▸ **JOB**: Only a number is wanted: how many lines of the entries include the string "Universidade"?

Extracted data entries:
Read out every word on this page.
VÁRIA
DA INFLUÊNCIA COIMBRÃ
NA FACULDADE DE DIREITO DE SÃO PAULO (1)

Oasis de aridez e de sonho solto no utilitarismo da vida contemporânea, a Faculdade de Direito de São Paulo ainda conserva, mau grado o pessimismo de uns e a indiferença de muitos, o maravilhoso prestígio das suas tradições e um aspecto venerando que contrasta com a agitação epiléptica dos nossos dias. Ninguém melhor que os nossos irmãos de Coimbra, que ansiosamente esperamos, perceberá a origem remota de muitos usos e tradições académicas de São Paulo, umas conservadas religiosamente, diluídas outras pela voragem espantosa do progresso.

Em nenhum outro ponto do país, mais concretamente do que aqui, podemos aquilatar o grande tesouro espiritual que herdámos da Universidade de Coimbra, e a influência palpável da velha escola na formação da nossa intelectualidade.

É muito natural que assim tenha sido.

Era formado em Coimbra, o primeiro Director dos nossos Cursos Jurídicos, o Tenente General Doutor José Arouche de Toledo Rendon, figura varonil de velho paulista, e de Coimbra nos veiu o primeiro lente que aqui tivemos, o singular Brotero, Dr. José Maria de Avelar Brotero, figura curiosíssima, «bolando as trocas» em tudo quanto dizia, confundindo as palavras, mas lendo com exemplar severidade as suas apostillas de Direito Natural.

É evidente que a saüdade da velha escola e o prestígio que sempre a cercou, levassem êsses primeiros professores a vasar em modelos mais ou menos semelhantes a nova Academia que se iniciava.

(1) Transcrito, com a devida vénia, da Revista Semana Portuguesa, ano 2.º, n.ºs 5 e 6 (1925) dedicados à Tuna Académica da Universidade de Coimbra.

▸ **RESULT OF THIS TASK**: 2